• _Aim of the task_
Across the entries below, count the lines in which the word "eorum" occurs. Reply with the count alone.

(begin)

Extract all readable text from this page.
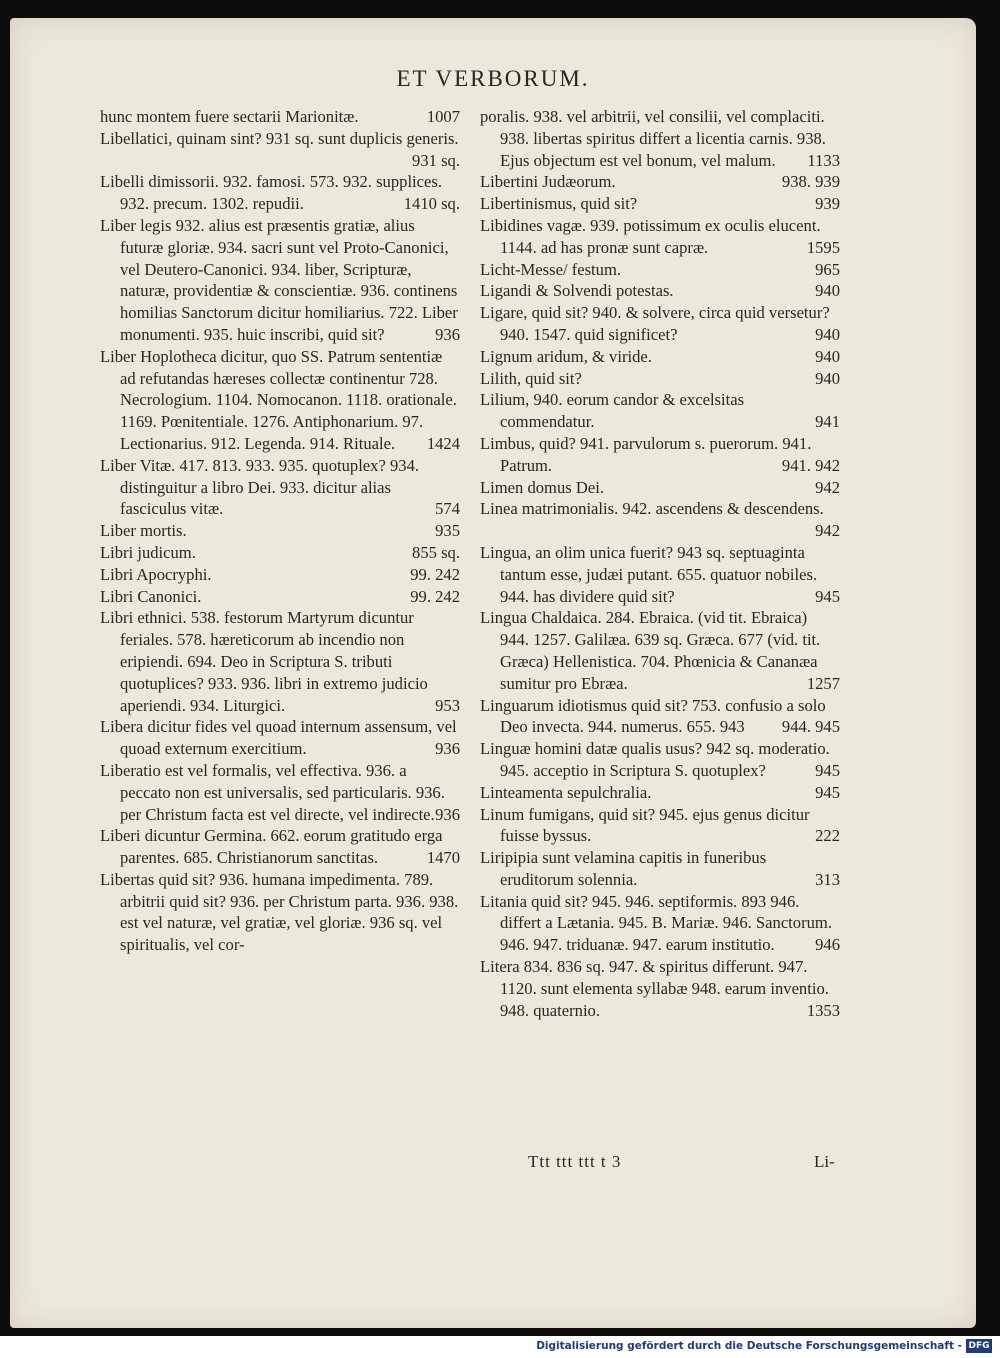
ET VERBORUM.
hunc montem fuere sectarii Marionitæ.	1007
Libellatici, quinam sint? 931 sq. sunt duplicis generis.
931 sq.
Libelli dimissorii. 932. famosi. 573. 932. supplices. 932. precum. 1302. repudii.	1410 sq.
Liber legis 932. alius est præsentis gratiæ, alius futuræ gloriæ. 934. sacri sunt vel Proto-Canonici, vel Deutero-Canonici. 934. liber, Scripturæ, naturæ, providentiæ & conscientiæ. 936. continens homilias Sanctorum dicitur homiliarius. 722. Liber monumenti. 935. huic inscribi, quid sit?	936
Liber Hoplotheca dicitur, quo SS. Patrum sententiæ ad refutandas hæreses collectæ continentur 728. Necrologium. 1104. Nomocanon. 1118. orationale. 1169. Pœnitentiale. 1276. Antiphonarium. 97. Lectionarius. 912. Legenda. 914. Rituale. 1424
Liber Vitæ. 417. 813. 933. 935. quotuplex? 934. distinguitur a libro Dei. 933. dicitur alias fasciculus vitæ.	574
Liber mortis.	935
Libri judicum.	855 sq.
Libri Apocryphi.	99. 242
Libri Canonici.	99. 242
Libri ethnici. 538. festorum Martyrum dicuntur feriales. 578. hæreticorum ab incendio non eripiendi. 694. Deo in Scriptura S. tributi quotuplices? 933. 936. libri in extremo judicio aperiendi. 934. Liturgici.	953
Libera dicitur fides vel quoad internum assensum, vel quoad externum exercitium.	936
Liberatio est vel formalis, vel effectiva. 936. a peccato non est universalis, sed particularis. 936. per Christum facta est vel directe, vel indirecte. 936
Liberi dicuntur Germina. 662. eorum gratitudo erga parentes. 685. Christianorum sanctitas.	1470
Libertas quid sit? 936. humana impedimenta. 789. arbitrii quid sit? 936. per Christum parta. 936. 938. est vel naturæ, vel gratiæ, vel gloriæ. 936 sq. vel spiritualis, vel cor-
poralis. 938. vel arbitrii, vel consilii, vel complaciti. 938. libertas spiritus differt a licentia carnis. 938. Ejus objectum est vel bonum, vel malum. 1133
Libertini Judæorum.	938. 939
Libertinismus, quid sit?	939
Libidines vagæ. 939. potissimum ex oculis elucent. 1144. ad has pronæ sunt capræ.	1595
Licht-Messe/ festum.	965
Ligandi & Solvendi potestas.	940
Ligare, quid sit? 940. & solvere, circa quid versetur? 940. 1547. quid significet?	940
Lignum aridum, & viride.	940
Lilith, quid sit?	940
Lilium, 940. eorum candor & excelsitas commendatur.	941
Limbus, quid? 941. parvulorum s. puerorum. 941. Patrum.	941. 942
Limen domus Dei.	942
Linea matrimonialis. 942. ascendens & descendens.
942
Lingua, an olim unica fuerit? 943 sq. septuaginta tantum esse, judæi putant. 655. quatuor nobiles. 944. has dividere quid sit?	945
Lingua Chaldaica. 284. Ebraica. (vid tit. Ebraica) 944. 1257. Galilæa. 639 sq. Græca. 677 (vid. tit. Græca) Hellenistica. 704. Phœnicia & Cananæa sumitur pro Ebræa.	1257
Linguarum idiotismus quid sit? 753. confusio a solo Deo invecta. 944. numerus. 655. 943 944. 945
Linguæ homini datæ qualis usus? 942 sq. moderatio. 945. acceptio in Scriptura S. quotuplex?	945
Linteamenta sepulchralia.	945
Linum fumigans, quid sit? 945. ejus genus dicitur fuisse byssus.	222
Liripipia sunt velamina capitis in funeribus eruditorum solennia.	313
Litania quid sit? 945. 946. septiformis. 893 946. differt a Lætania. 945. B. Mariæ. 946. Sanctorum. 946. 947. triduanæ. 947. earum institutio. 946
Litera 834. 836 sq. 947. & spiritus differunt. 947. 1120. sunt elementa syllabæ 948. earum inventio. 948. quaternio.	1353
Ttt ttt ttt t 3	Li-
Digitalisierung gefördert durch die Deutsche Forschungsgemeinschaft - DFG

(end)

• _Solved problem_
2